## start Material provided
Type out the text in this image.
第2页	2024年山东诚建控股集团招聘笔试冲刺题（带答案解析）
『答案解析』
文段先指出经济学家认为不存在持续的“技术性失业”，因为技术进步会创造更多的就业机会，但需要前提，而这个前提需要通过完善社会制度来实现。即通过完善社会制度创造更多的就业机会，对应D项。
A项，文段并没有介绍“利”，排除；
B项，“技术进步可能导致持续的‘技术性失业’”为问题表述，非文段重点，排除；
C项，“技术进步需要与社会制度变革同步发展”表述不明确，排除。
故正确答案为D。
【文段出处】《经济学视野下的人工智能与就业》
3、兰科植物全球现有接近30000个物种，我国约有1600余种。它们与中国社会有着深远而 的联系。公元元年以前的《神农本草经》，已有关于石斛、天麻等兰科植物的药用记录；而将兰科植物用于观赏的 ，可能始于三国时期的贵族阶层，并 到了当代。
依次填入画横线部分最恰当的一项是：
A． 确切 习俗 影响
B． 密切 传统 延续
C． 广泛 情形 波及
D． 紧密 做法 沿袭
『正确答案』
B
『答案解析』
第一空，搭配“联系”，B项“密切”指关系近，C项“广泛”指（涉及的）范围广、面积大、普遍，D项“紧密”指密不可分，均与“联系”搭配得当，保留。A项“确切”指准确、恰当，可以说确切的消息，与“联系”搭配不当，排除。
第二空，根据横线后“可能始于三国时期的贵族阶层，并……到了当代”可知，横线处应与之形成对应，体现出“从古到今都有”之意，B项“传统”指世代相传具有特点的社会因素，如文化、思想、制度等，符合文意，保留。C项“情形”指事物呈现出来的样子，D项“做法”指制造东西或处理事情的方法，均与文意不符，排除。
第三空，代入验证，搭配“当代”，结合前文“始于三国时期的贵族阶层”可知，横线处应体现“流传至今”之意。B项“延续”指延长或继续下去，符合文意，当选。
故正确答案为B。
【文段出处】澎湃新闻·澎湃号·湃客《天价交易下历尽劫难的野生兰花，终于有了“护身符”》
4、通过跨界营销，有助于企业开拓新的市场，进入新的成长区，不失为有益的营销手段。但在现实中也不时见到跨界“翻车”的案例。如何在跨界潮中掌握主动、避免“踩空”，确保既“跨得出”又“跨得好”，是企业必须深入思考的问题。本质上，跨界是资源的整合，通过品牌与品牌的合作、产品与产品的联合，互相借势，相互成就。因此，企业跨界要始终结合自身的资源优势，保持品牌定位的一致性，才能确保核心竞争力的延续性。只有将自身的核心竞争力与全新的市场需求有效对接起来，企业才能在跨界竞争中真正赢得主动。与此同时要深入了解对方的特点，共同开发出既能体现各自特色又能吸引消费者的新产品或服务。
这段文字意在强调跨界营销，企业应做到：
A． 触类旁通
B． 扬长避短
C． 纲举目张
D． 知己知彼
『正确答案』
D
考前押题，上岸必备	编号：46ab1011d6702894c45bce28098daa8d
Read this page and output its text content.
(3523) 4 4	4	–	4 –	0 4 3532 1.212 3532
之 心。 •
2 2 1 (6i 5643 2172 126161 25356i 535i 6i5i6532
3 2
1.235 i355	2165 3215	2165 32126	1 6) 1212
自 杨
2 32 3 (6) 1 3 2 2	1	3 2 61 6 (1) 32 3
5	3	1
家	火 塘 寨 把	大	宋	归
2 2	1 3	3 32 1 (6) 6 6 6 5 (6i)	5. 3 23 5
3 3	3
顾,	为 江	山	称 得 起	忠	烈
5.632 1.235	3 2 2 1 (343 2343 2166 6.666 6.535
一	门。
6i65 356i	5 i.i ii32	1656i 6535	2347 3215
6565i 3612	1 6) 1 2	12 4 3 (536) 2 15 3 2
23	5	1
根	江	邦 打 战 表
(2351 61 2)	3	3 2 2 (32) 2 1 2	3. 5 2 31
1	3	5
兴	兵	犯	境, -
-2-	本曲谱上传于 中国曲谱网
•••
## end Material provided
» Objective
Copy out every line from the one containing "Read this page and output its text content." to the end of the material, both ends included.

» Result of the exercise
Read this page and output its text content.
(3523) 4 4	4	–	4 –	0 4 3532 1.212 3532
之 心。 •
2 2 1 (6i 5643 2172 126161 25356i 535i 6i5i6532
3 2
1.235 i355	2165 3215	2165 32126	1 6) 1212
自 杨
2 32 3 (6) 1 3 2 2	1	3 2 61 6 (1) 32 3
5	3	1
家	火 塘 寨 把	大	宋	归
2 2	1 3	3 32 1 (6) 6 6 6 5 (6i)	5. 3 23 5
3 3	3
顾,	为 江	山	称 得 起	忠	烈
5.632 1.235	3 2 2 1 (343 2343 2166 6.666 6.535
一	门。
6i65 356i	5 i.i ii32	1656i 6535	2347 3215
6565i 3612	1 6) 1 2	12 4 3 (536) 2 15 3 2
23	5	1
根	江	邦 打 战 表
(2351 61 2)	3	3 2 2 (32) 2 1 2	3. 5 2 31
1	3	5
兴	兵	犯	境, -
-2-	本曲谱上传于 中国曲谱网
•••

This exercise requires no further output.